→ Records that describe figures
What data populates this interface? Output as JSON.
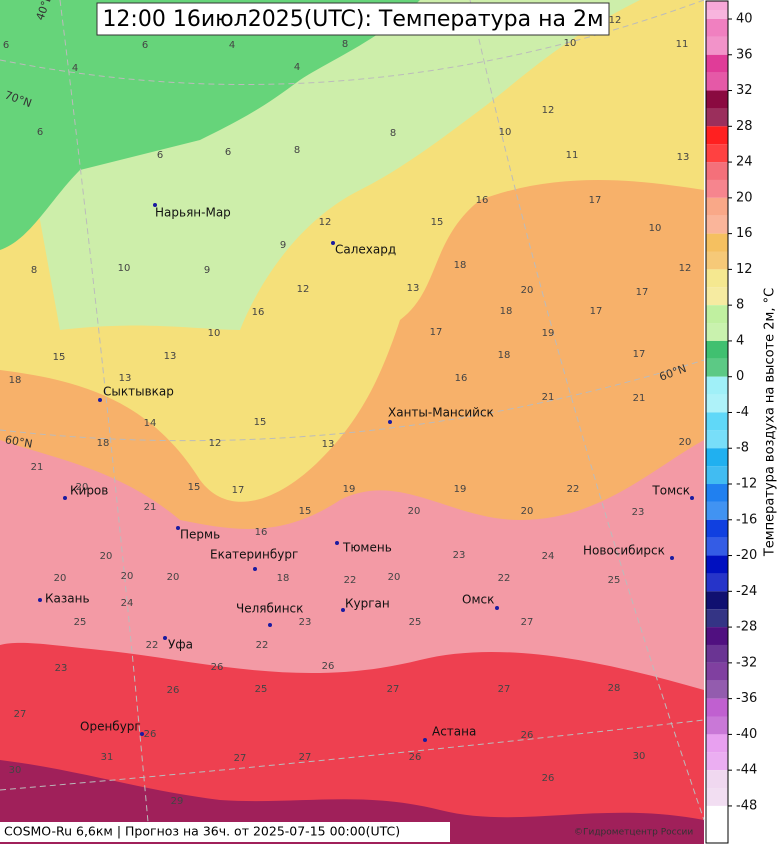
{
  "title": "12:00 16июл2025(UTC): Температура на 2м",
  "footer": {
    "model": "COSMO-Ru 6,6км | Прогноз на  36ч. от 2025-07-15 00:00(UTC)",
    "copyright": "©Гидрометцентр России"
  },
  "graticule": [
    "40°E",
    "70°N",
    "60°N",
    "60°N"
  ],
  "cities": [
    "Нарьян-Мар",
    "Салехард",
    "Сыктывкар",
    "Ханты-Мансийск",
    "Киров",
    "Пермь",
    "Томск",
    "Екатеринбург",
    "Тюмень",
    "Новосибирск",
    "Казань",
    "Челябинск",
    "Курган",
    "Омск",
    "Уфа",
    "Астана",
    "Оренбург"
  ],
  "temperatures": [
    6,
    4,
    6,
    4,
    4,
    8,
    10,
    11,
    12,
    6,
    6,
    6,
    8,
    8,
    10,
    12,
    11,
    13,
    8,
    10,
    9,
    9,
    12,
    15,
    16,
    17,
    10,
    18,
    15,
    13,
    13,
    10,
    16,
    12,
    13,
    18,
    20,
    17,
    12,
    18,
    14,
    12,
    15,
    13,
    17,
    18,
    19,
    17,
    17,
    16,
    18,
    21,
    21,
    20,
    21,
    20,
    20,
    21,
    15,
    17,
    16,
    15,
    19,
    20,
    19,
    20,
    22,
    23,
    20,
    20,
    20,
    18,
    22,
    20,
    23,
    22,
    24,
    25,
    25,
    24,
    22,
    22,
    23,
    25,
    27,
    23,
    26,
    26,
    25,
    26,
    27,
    27,
    28,
    27,
    26,
    27,
    27,
    26,
    26,
    26,
    30,
    30,
    31,
    29
  ],
  "colorbar": {
    "label": "Температура воздуха на высоте 2м, °C",
    "ticks": [
      40,
      36,
      32,
      28,
      24,
      20,
      16,
      12,
      8,
      4,
      0,
      -4,
      -8,
      -12,
      -16,
      -20,
      -24,
      -28,
      -32,
      -36,
      -40,
      -44,
      -48
    ],
    "colors": [
      "#f7a8d8",
      "#f080c0",
      "#e03c98",
      "#8a0a40",
      "#ff2020",
      "#f4707a",
      "#f9a888",
      "#f5c060",
      "#f5e890",
      "#c0f0a0",
      "#40c070",
      "#a0f0f8",
      "#60d8f8",
      "#20b0f0",
      "#2080f0",
      "#1040e0",
      "#0010c0",
      "#101070",
      "#501080",
      "#8040a0",
      "#c060d0",
      "#e8a0f0",
      "#f0d8f0",
      "#ffffff"
    ]
  }
}
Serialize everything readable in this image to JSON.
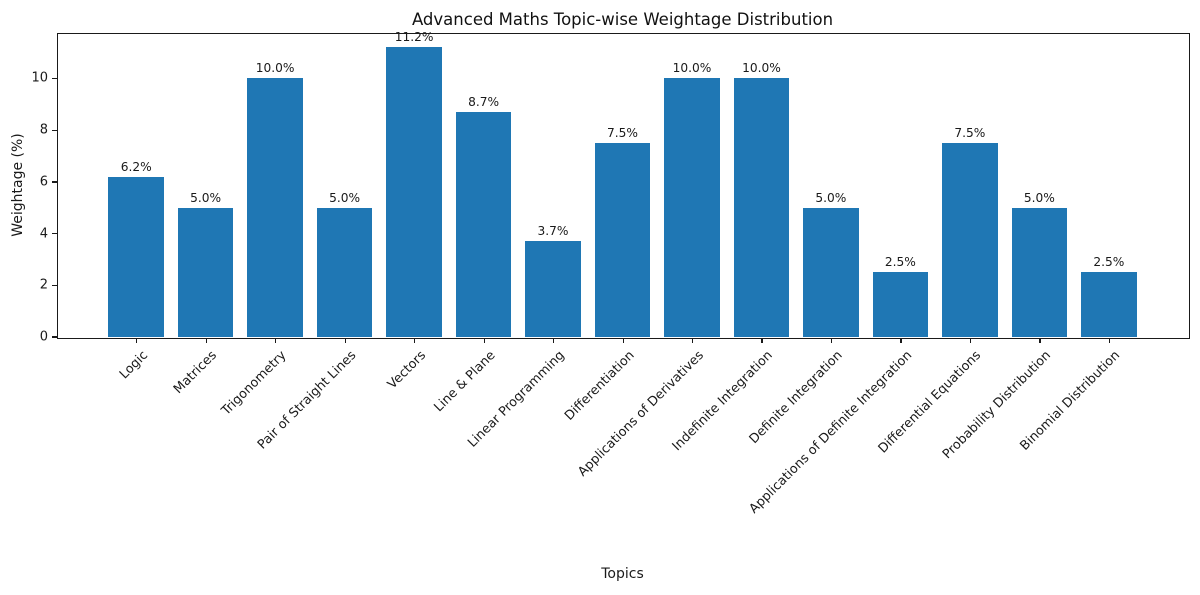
{
  "chart_data": {
    "type": "bar",
    "title": "Advanced Maths Topic-wise Weightage Distribution",
    "xlabel": "Topics",
    "ylabel": "Weightage (%)",
    "categories": [
      "Logic",
      "Matrices",
      "Trigonometry",
      "Pair of Straight Lines",
      "Vectors",
      "Line & Plane",
      "Linear Programming",
      "Differentiation",
      "Applications of Derivatives",
      "Indefinite Integration",
      "Definite Integration",
      "Applications of Definite Integration",
      "Differential Equations",
      "Probability Distribution",
      "Binomial Distribution"
    ],
    "values": [
      6.2,
      5.0,
      10.0,
      5.0,
      11.2,
      8.7,
      3.7,
      7.5,
      10.0,
      10.0,
      5.0,
      2.5,
      7.5,
      5.0,
      2.5
    ],
    "bar_labels": [
      "6.2%",
      "5.0%",
      "10.0%",
      "5.0%",
      "11.2%",
      "8.7%",
      "3.7%",
      "7.5%",
      "10.0%",
      "10.0%",
      "5.0%",
      "2.5%",
      "7.5%",
      "5.0%",
      "2.5%"
    ],
    "yticks": [
      0,
      2,
      4,
      6,
      8,
      10
    ],
    "ylim": [
      0,
      11.76
    ],
    "bar_color": "#1f77b4",
    "grid": false,
    "legend_position": "none",
    "x_label_rotation_deg": 45
  }
}
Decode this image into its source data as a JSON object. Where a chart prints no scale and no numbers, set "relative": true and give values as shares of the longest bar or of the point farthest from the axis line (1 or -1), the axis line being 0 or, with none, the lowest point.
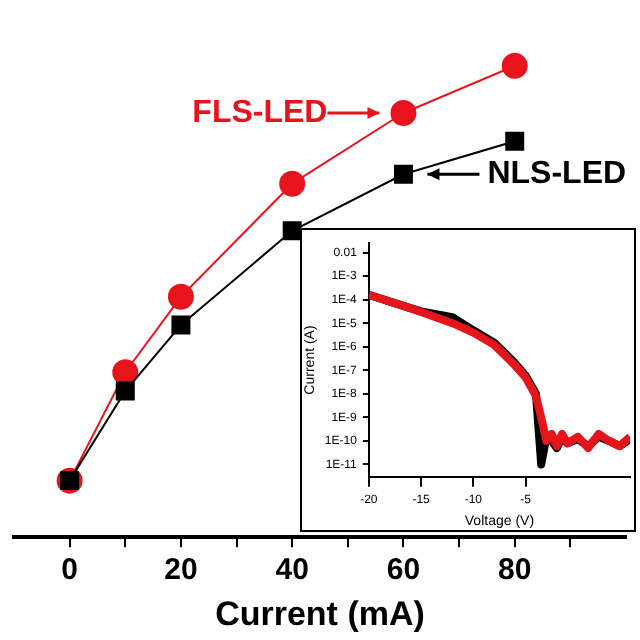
{
  "chart_data": [
    {
      "type": "line",
      "xlabel": "Current (mA)",
      "relative": true,
      "x": [
        0,
        10,
        20,
        40,
        60,
        80
      ],
      "xlim": [
        -10,
        100
      ],
      "xticks": [
        0,
        {
          "value": 10,
          "label": null
        },
        20,
        {
          "value": 30,
          "label": null
        },
        40,
        {
          "value": 50,
          "label": null
        },
        60,
        {
          "value": 70,
          "label": null
        },
        80,
        {
          "value": 90,
          "label": null
        }
      ],
      "series": [
        {
          "name": "FLS-LED",
          "color": "#e8141b",
          "marker": "circle",
          "values": [
            0.12,
            0.35,
            0.51,
            0.75,
            0.9,
            1.0
          ]
        },
        {
          "name": "NLS-LED",
          "color": "#000000",
          "marker": "square",
          "values": [
            0.12,
            0.31,
            0.45,
            0.65,
            0.77,
            0.84
          ]
        }
      ]
    },
    {
      "type": "line",
      "xlabel": "Voltage (V)",
      "ylabel": "Current (A)",
      "log": true,
      "legend": false,
      "marker": "none",
      "xlim": [
        -20,
        5
      ],
      "xticks": [
        -20,
        -15,
        -10,
        -5
      ],
      "ylim": [
        3e-12,
        0.025
      ],
      "yticks": [
        {
          "value": 0.01,
          "label": "0.01"
        },
        {
          "value": 0.001,
          "label": "1E-3"
        },
        {
          "value": 0.0001,
          "label": "1E-4"
        },
        {
          "value": 1e-05,
          "label": "1E-5"
        },
        {
          "value": 1e-06,
          "label": "1E-6"
        },
        {
          "value": 1e-07,
          "label": "1E-7"
        },
        {
          "value": 1e-08,
          "label": "1E-8"
        },
        {
          "value": 1e-09,
          "label": "1E-9"
        },
        {
          "value": 1e-10,
          "label": "1E-10"
        },
        {
          "value": 1e-11,
          "label": "1E-11"
        }
      ],
      "series": [
        {
          "color": "#000000",
          "x": [
            -20,
            -17,
            -15,
            -12,
            -10,
            -8,
            -6,
            -5,
            -4,
            -3.5,
            -3,
            -2.5,
            -2,
            -1.5,
            -1,
            0,
            1,
            2,
            3,
            4,
            5
          ],
          "values": [
            0.00016,
            6e-05,
            3.2e-05,
            1.8e-05,
            5e-06,
            1.5e-06,
            2e-07,
            6e-08,
            1e-08,
            1e-11,
            1.5e-10,
            1e-10,
            5e-11,
            1.5e-10,
            8e-11,
            1.2e-10,
            6e-11,
            1.5e-10,
            1e-10,
            6e-11,
            1.2e-10
          ]
        },
        {
          "color": "#e8141b",
          "x": [
            -20,
            -17,
            -15,
            -12,
            -10,
            -8,
            -6,
            -5,
            -4,
            -3.5,
            -3,
            -2.5,
            -2,
            -1.5,
            -1,
            0,
            1,
            2,
            3,
            4,
            5
          ],
          "values": [
            0.00016,
            6e-05,
            3e-05,
            1e-05,
            4e-06,
            1.2e-06,
            1.6e-07,
            5e-08,
            8e-09,
            1e-09,
            1e-10,
            2e-10,
            6e-11,
            2e-10,
            8e-11,
            1.5e-10,
            5e-11,
            2e-10,
            1e-10,
            6e-11,
            1.5e-10
          ]
        }
      ]
    }
  ]
}
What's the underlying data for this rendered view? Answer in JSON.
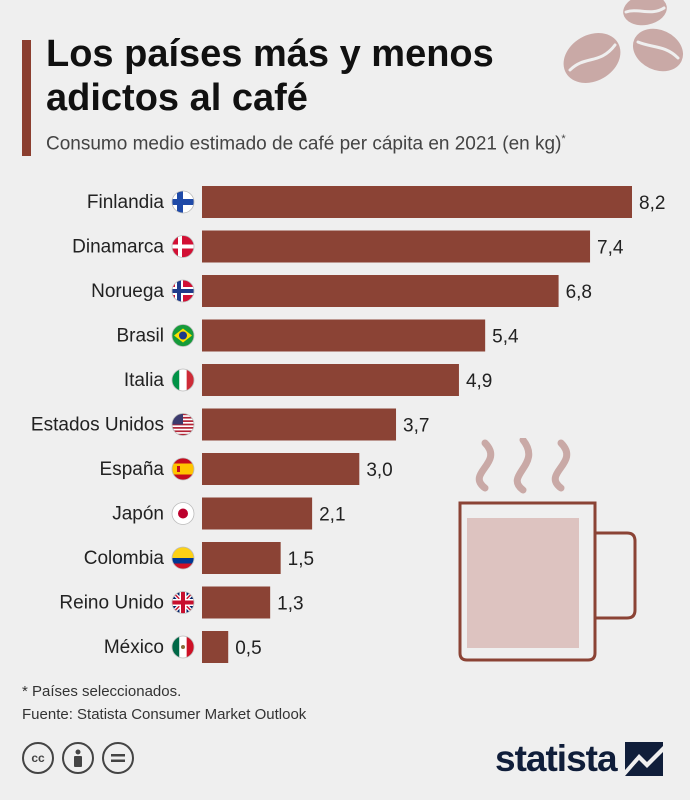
{
  "title": "Los países más y menos adictos al café",
  "subtitle": "Consumo medio estimado de café per cápita en 2021 (en kg)",
  "subtitle_marker": "*",
  "footnote": "* Países seleccionados.",
  "source": "Fuente: Statista Consumer Market Outlook",
  "brand": "statista",
  "colors": {
    "bar": "#8b4335",
    "accent": "#8b3e2f",
    "background": "#efefef",
    "illustration": "#c9a9a6"
  },
  "license_icons": [
    "cc-icon",
    "attribution-icon",
    "no-derivatives-icon"
  ],
  "chart_data": {
    "type": "bar",
    "orientation": "horizontal",
    "title": "Los países más y menos adictos al café",
    "subtitle": "Consumo medio estimado de café per cápita en 2021 (en kg)",
    "categories": [
      "Finlandia",
      "Dinamarca",
      "Noruega",
      "Brasil",
      "Italia",
      "Estados Unidos",
      "España",
      "Japón",
      "Colombia",
      "Reino Unido",
      "México"
    ],
    "value_labels": [
      "8,2",
      "7,4",
      "6,8",
      "5,4",
      "4,9",
      "3,7",
      "3,0",
      "2,1",
      "1,5",
      "1,3",
      "0,5"
    ],
    "flags": [
      "finland",
      "denmark",
      "norway",
      "brazil",
      "italy",
      "usa",
      "spain",
      "japan",
      "colombia",
      "uk",
      "mexico"
    ],
    "series": [
      {
        "values": [
          8.2,
          7.4,
          6.8,
          5.4,
          4.9,
          3.7,
          3.0,
          2.1,
          1.5,
          1.3,
          0.5
        ]
      }
    ],
    "xlim": [
      0,
      8.2
    ],
    "grid": false,
    "legend": "none"
  }
}
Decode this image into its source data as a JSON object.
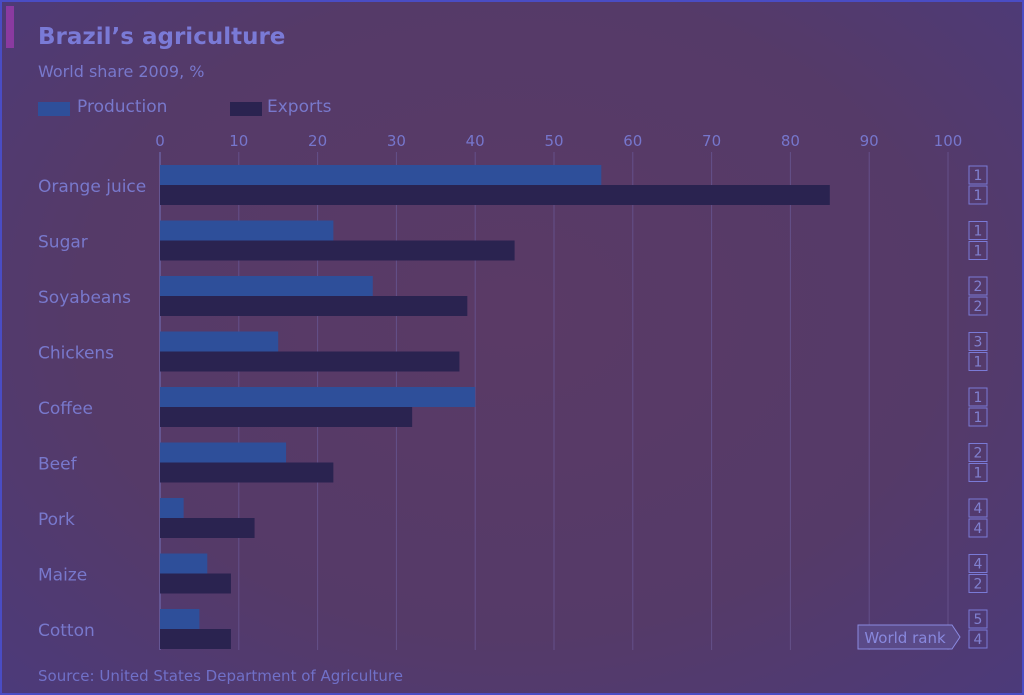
{
  "title": "Brazil’s agriculture",
  "subtitle": "World share 2009, %",
  "source": "Source: United States Department of Agriculture",
  "world_rank_label": "World rank",
  "colors": {
    "production": "#2e4f9a",
    "exports": "#2a2350"
  },
  "chart_data": {
    "type": "bar",
    "orientation": "horizontal",
    "title": "Brazil’s agriculture",
    "subtitle": "World share 2009, %",
    "categories": [
      "Orange juice",
      "Sugar",
      "Soyabeans",
      "Chickens",
      "Coffee",
      "Beef",
      "Pork",
      "Maize",
      "Cotton"
    ],
    "series": [
      {
        "name": "Production",
        "values": [
          56,
          22,
          27,
          15,
          40,
          16,
          3,
          6,
          5
        ]
      },
      {
        "name": "Exports",
        "values": [
          85,
          45,
          39,
          38,
          32,
          22,
          12,
          9,
          9
        ]
      }
    ],
    "world_rank": {
      "Production": [
        1,
        1,
        2,
        3,
        1,
        2,
        4,
        4,
        5
      ],
      "Exports": [
        1,
        1,
        2,
        1,
        1,
        1,
        4,
        2,
        4
      ]
    },
    "xlim": [
      0,
      100
    ],
    "xticks": [
      0,
      10,
      20,
      30,
      40,
      50,
      60,
      70,
      80,
      90,
      100
    ],
    "grid": true,
    "legend_position": "top-left"
  }
}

→ WHAT NEEDS TO BE DONE
In the listing, find each line with the string "cápita" and copy it.

→ TASK RESPONSE
  "subtitle": "Consumo medio estimado de café per cápita en 2021 (en kg)",
    "subtitle": "Consumo medio estimado de café per cápita en 2021 (en kg)",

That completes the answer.